»»

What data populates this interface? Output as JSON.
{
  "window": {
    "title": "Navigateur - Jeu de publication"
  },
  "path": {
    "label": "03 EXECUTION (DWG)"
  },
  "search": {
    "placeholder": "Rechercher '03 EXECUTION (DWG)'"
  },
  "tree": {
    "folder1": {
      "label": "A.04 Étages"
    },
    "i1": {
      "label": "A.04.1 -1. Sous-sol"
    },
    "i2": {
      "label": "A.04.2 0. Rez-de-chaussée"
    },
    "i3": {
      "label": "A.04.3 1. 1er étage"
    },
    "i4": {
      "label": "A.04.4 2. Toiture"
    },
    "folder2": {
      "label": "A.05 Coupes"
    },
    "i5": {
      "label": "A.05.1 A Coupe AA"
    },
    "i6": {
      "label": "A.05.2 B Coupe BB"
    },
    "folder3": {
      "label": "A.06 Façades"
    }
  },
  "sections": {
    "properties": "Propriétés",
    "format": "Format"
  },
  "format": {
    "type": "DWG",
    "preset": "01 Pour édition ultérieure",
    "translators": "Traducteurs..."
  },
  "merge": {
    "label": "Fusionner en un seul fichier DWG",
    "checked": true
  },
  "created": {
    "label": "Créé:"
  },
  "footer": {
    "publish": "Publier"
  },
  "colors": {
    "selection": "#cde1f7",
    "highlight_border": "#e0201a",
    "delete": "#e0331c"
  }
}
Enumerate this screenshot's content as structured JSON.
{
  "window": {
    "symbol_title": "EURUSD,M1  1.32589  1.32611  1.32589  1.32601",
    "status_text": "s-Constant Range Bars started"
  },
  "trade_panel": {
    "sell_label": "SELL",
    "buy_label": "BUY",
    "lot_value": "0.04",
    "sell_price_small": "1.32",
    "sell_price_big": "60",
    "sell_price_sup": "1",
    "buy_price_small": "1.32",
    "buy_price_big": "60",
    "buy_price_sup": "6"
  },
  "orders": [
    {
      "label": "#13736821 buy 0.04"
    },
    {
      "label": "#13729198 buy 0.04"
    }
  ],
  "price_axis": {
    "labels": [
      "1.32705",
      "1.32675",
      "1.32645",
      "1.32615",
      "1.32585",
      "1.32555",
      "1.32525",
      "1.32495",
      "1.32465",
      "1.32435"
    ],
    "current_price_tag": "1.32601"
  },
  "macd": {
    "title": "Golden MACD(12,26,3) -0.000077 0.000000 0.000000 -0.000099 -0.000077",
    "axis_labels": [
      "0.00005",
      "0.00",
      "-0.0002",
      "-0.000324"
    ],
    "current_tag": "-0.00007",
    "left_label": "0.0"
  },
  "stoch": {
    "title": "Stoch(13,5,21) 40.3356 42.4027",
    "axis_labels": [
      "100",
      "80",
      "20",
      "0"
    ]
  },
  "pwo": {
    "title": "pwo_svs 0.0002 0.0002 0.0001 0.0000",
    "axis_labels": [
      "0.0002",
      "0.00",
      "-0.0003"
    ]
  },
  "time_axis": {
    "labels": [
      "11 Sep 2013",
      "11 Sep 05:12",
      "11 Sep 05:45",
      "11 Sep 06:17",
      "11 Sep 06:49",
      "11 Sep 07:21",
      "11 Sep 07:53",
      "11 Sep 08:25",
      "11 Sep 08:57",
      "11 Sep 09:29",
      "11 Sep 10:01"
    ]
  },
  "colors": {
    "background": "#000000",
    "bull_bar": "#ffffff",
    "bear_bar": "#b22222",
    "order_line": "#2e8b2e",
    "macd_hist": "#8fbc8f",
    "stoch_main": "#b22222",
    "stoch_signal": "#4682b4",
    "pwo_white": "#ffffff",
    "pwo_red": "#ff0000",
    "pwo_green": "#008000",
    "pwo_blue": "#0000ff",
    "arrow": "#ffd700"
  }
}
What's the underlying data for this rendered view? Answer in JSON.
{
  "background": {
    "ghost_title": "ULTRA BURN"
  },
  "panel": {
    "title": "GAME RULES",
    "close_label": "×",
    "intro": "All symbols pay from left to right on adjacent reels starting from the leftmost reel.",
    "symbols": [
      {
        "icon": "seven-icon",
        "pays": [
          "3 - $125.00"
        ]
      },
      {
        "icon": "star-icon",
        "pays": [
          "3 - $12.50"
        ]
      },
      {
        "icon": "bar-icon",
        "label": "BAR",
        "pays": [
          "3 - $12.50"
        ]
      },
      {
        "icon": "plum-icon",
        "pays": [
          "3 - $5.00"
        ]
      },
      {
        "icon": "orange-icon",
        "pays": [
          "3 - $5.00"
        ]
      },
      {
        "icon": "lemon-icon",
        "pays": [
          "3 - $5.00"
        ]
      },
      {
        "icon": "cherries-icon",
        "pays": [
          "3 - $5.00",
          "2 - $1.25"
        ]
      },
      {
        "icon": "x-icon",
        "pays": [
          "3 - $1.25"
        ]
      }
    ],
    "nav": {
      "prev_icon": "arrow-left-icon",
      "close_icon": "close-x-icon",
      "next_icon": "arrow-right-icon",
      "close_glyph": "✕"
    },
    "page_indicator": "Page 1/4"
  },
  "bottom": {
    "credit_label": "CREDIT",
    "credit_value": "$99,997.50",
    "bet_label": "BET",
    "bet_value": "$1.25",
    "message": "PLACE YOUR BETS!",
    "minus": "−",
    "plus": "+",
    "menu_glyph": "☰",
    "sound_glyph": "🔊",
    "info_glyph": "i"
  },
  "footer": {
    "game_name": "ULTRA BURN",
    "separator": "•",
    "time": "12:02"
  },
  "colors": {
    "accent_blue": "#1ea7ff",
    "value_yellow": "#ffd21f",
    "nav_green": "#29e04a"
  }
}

««

• PROBLEM REQUIREMENTS
Take every line above carrying "symbols" and return it.

• SOLUTION FOR THIS TASK
    "intro": "All symbols pay from left to right on adjacent reels starting from the leftmost reel.",
    "symbols": [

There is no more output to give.